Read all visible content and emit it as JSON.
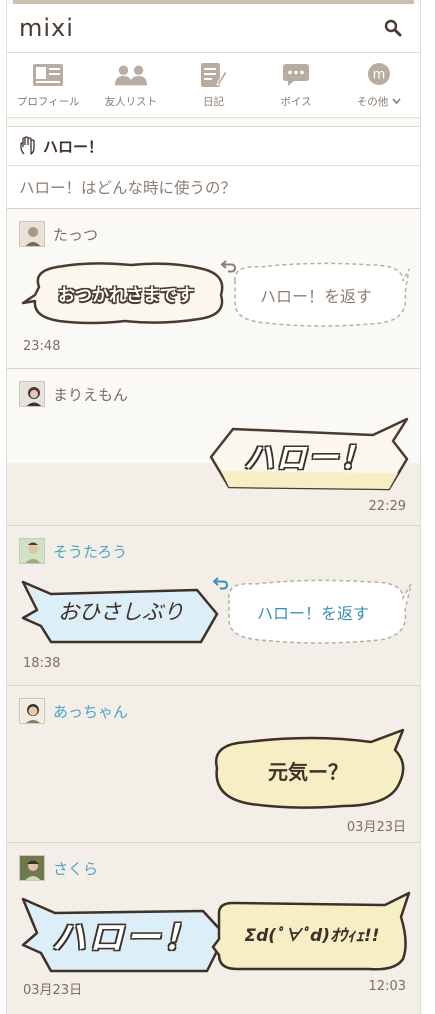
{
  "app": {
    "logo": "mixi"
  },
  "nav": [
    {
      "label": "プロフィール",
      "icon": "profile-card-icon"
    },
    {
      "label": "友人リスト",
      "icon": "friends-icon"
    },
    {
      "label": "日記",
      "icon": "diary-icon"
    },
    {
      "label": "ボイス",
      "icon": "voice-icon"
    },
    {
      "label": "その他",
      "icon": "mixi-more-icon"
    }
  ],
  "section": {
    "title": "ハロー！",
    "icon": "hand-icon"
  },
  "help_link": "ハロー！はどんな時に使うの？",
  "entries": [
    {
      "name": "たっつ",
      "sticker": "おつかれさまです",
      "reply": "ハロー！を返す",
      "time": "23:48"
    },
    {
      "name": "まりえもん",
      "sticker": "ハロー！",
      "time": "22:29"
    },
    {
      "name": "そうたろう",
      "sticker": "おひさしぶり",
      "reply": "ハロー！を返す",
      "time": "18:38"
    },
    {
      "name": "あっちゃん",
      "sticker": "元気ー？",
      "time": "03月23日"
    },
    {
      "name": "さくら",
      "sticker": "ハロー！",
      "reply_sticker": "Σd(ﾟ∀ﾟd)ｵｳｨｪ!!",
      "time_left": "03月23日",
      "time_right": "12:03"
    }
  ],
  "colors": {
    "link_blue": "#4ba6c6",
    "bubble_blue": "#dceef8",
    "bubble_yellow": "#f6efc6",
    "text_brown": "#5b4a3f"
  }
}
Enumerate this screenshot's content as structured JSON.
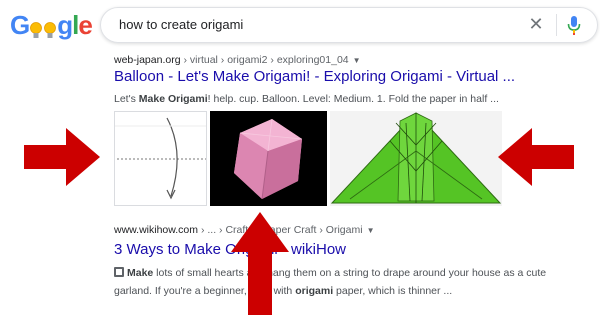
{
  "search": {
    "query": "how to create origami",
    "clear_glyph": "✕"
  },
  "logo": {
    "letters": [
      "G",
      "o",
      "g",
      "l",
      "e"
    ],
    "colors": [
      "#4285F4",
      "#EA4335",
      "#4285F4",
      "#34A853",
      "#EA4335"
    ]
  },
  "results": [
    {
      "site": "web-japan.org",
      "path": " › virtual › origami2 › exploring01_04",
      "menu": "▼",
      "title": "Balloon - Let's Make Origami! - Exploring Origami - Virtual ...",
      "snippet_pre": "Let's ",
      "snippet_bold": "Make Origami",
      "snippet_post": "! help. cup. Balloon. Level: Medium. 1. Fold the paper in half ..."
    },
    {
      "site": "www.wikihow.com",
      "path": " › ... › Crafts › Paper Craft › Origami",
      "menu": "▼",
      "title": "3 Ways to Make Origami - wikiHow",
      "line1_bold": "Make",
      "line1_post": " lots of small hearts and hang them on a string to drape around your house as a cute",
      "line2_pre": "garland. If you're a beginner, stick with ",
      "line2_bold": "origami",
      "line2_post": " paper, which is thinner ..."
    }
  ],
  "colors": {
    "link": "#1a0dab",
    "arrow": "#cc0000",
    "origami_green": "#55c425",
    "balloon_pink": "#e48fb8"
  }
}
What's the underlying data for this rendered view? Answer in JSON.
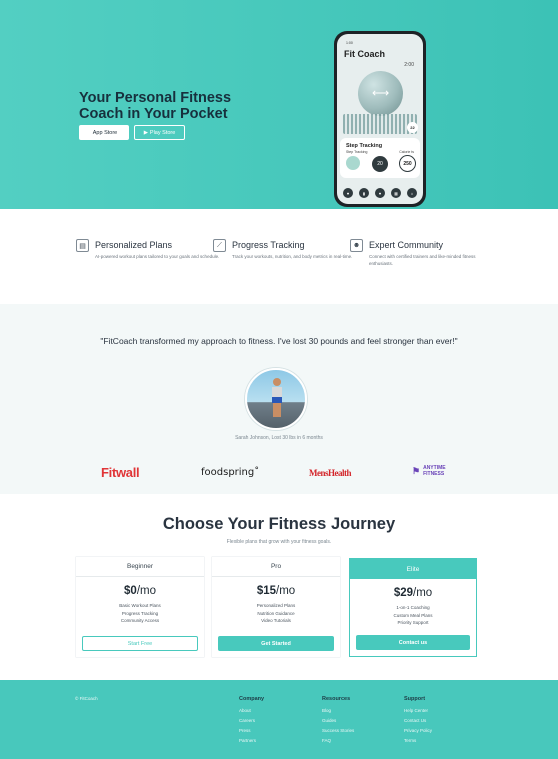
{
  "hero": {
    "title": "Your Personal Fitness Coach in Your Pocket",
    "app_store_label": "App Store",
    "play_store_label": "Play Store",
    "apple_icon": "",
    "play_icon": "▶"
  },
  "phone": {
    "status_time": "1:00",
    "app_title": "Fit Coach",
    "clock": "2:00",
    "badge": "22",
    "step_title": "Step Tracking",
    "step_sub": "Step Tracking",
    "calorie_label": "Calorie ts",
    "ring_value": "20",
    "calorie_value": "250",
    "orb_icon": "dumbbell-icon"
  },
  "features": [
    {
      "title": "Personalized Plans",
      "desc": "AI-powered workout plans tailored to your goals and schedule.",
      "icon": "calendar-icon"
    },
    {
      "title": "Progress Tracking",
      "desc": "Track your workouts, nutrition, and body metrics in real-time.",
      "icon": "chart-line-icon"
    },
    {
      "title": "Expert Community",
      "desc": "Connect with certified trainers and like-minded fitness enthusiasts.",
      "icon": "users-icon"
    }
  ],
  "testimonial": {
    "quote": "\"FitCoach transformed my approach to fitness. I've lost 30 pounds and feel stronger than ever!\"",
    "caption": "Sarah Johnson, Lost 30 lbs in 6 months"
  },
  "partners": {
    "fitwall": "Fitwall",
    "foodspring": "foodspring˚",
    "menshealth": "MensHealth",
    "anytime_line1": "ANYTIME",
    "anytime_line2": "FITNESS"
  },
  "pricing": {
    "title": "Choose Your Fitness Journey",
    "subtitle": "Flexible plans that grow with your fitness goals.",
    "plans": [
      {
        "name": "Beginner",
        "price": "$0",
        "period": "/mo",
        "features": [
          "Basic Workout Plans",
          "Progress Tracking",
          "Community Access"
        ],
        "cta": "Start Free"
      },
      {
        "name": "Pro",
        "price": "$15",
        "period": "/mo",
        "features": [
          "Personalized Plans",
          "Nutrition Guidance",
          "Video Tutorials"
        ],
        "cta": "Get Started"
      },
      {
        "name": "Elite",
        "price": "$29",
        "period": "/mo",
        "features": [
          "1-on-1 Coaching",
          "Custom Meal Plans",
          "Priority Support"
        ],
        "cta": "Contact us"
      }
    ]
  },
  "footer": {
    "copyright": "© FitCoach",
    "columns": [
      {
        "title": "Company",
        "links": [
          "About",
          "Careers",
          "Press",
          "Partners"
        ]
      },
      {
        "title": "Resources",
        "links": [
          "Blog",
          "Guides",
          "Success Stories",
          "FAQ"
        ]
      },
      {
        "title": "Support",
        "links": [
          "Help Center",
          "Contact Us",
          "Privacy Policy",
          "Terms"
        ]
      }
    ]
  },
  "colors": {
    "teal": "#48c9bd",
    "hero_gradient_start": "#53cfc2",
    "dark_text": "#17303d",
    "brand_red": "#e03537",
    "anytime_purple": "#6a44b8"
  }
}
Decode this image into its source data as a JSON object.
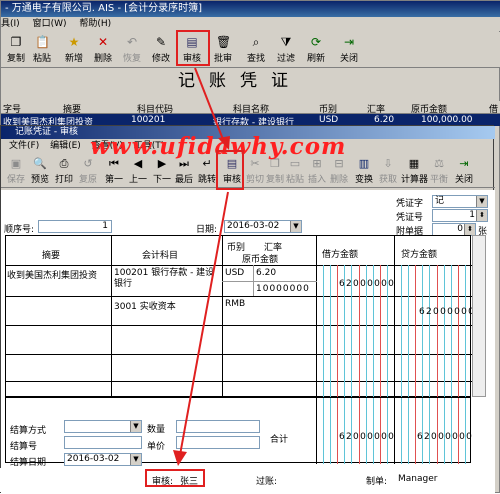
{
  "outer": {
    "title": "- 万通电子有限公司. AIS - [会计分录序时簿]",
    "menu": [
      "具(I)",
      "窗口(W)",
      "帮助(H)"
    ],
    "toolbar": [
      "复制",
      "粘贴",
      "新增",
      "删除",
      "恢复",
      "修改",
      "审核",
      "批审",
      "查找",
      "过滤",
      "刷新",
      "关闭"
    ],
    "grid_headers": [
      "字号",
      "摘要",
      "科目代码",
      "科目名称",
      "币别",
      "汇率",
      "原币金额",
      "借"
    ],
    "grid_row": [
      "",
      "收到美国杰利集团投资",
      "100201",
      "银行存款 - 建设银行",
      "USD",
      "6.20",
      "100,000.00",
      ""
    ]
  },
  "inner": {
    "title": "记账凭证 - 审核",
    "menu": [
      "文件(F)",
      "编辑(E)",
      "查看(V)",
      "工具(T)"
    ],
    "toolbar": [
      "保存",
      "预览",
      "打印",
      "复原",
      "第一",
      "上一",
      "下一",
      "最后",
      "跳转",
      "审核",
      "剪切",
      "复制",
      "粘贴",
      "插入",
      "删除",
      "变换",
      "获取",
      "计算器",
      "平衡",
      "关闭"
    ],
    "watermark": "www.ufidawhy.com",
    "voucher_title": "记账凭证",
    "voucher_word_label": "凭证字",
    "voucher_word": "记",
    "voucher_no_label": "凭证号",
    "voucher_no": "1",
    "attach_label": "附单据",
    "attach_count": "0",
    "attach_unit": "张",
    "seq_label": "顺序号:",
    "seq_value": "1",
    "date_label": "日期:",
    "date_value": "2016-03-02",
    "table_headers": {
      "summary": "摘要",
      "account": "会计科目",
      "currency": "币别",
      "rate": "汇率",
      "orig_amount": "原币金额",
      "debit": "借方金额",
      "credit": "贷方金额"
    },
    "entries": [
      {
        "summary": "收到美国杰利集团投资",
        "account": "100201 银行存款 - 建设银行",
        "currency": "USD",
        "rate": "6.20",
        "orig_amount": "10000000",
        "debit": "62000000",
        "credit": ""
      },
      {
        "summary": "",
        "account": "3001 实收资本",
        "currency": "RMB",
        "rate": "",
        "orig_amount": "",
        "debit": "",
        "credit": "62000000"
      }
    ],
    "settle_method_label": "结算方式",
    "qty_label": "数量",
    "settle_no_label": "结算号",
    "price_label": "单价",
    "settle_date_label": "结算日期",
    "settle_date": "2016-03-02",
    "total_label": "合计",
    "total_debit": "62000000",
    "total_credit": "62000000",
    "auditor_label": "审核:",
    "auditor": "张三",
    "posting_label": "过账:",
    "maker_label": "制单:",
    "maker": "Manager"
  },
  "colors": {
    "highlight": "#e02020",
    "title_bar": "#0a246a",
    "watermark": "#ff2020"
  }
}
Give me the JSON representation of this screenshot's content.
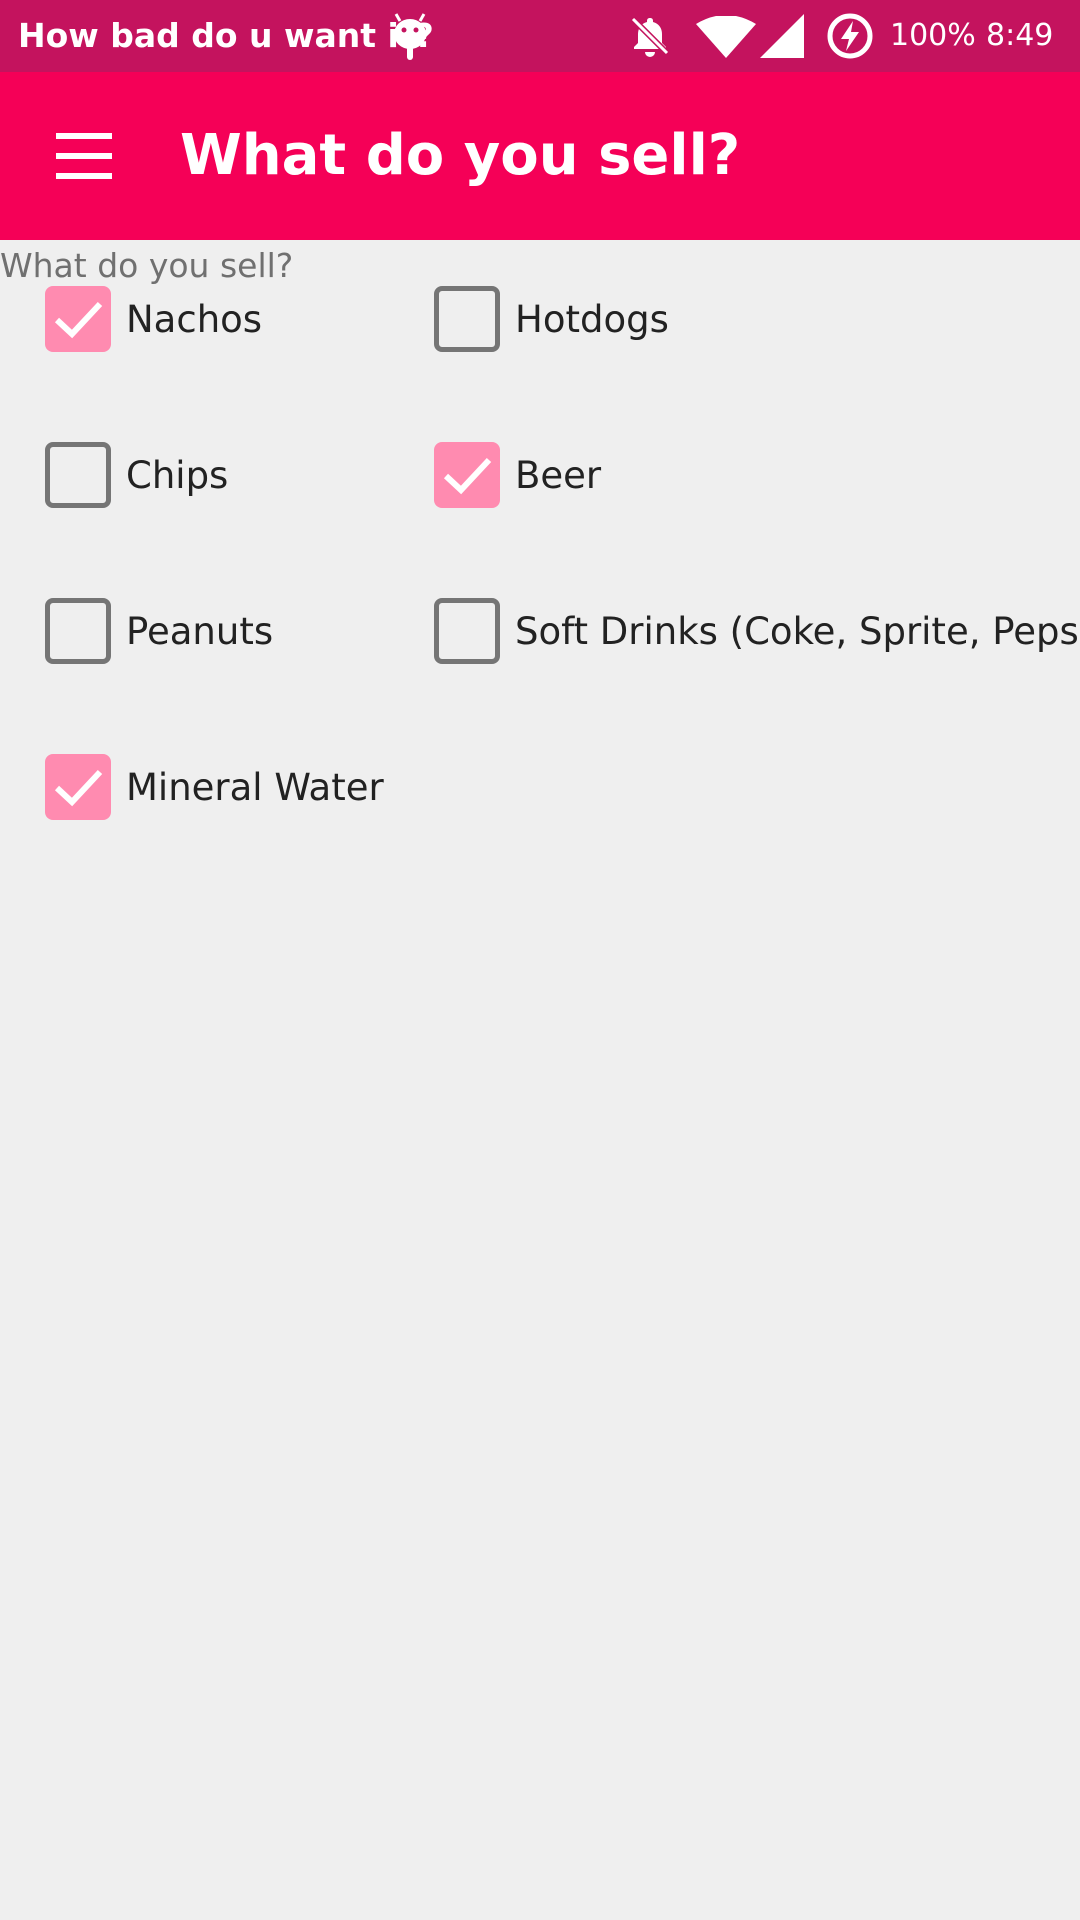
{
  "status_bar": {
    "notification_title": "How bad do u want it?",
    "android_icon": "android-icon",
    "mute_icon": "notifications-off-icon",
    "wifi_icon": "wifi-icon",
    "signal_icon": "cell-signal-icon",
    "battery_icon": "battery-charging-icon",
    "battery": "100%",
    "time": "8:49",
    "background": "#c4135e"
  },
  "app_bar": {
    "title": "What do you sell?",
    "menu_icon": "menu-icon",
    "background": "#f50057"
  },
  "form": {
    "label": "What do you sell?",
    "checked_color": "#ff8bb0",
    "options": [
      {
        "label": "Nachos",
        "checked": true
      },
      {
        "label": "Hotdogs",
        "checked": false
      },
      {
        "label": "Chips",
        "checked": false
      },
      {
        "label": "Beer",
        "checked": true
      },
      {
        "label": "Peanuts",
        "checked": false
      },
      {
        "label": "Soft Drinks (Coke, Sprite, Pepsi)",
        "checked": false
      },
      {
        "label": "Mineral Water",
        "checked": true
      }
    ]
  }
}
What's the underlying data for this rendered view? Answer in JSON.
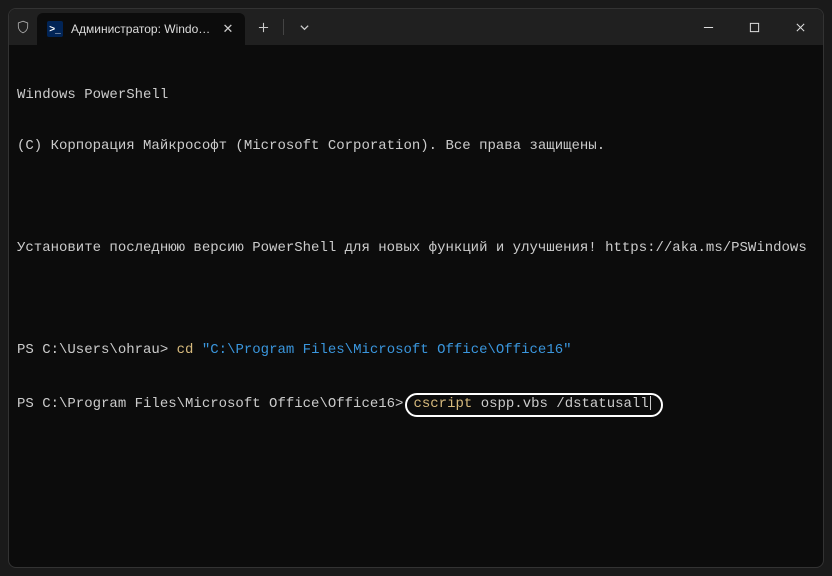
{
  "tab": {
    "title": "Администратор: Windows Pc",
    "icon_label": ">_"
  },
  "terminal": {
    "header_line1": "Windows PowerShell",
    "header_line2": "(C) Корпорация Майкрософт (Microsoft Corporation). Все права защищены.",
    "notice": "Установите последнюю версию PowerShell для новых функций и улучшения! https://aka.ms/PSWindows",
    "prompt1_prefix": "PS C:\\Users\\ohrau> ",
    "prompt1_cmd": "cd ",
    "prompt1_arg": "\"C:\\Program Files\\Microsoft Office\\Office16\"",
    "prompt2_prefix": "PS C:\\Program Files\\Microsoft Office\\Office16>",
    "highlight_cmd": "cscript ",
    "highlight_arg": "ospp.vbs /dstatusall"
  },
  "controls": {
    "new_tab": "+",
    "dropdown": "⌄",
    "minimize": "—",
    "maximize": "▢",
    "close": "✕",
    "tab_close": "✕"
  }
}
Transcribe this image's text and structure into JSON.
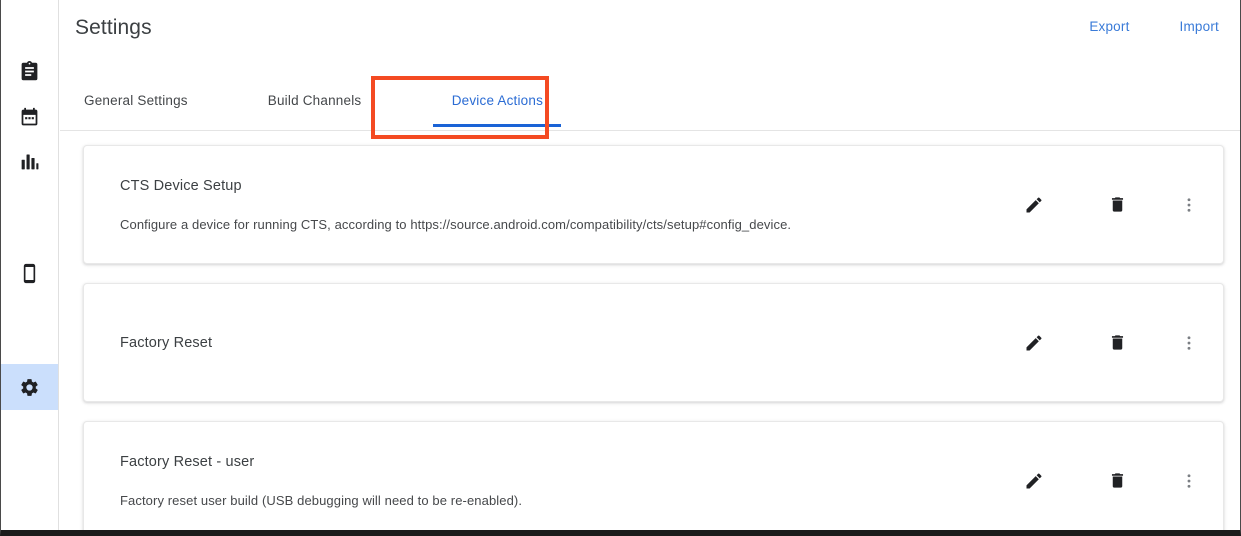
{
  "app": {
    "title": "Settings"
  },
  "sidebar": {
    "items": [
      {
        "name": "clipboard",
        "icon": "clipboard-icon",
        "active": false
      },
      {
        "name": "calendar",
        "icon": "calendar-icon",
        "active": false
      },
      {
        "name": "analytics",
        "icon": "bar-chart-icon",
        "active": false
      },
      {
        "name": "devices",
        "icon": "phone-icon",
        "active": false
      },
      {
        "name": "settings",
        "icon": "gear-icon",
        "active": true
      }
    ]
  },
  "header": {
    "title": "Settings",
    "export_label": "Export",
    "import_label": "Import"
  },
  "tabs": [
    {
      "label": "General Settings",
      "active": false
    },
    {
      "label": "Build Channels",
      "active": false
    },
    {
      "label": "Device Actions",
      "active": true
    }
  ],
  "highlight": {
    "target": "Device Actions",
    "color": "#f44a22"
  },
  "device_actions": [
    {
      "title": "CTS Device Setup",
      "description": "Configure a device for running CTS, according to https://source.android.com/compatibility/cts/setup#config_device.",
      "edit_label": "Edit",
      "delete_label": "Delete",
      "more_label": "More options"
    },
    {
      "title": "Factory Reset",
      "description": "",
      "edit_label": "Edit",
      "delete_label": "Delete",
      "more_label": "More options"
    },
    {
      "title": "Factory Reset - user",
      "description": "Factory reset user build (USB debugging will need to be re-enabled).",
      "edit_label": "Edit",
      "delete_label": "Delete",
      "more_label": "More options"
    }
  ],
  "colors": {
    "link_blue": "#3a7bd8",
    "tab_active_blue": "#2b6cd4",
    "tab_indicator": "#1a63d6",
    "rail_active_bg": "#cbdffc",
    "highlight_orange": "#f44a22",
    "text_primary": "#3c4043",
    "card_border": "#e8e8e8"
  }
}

-----

:: Set task ::
Pull out every line in the data above that has the word "goals".

:: Exercise output ::
      "desc": "AI-powered workout plans tailored to your goals and schedule.",
    "subtitle": "Flexible plans that grow with your fitness goals.",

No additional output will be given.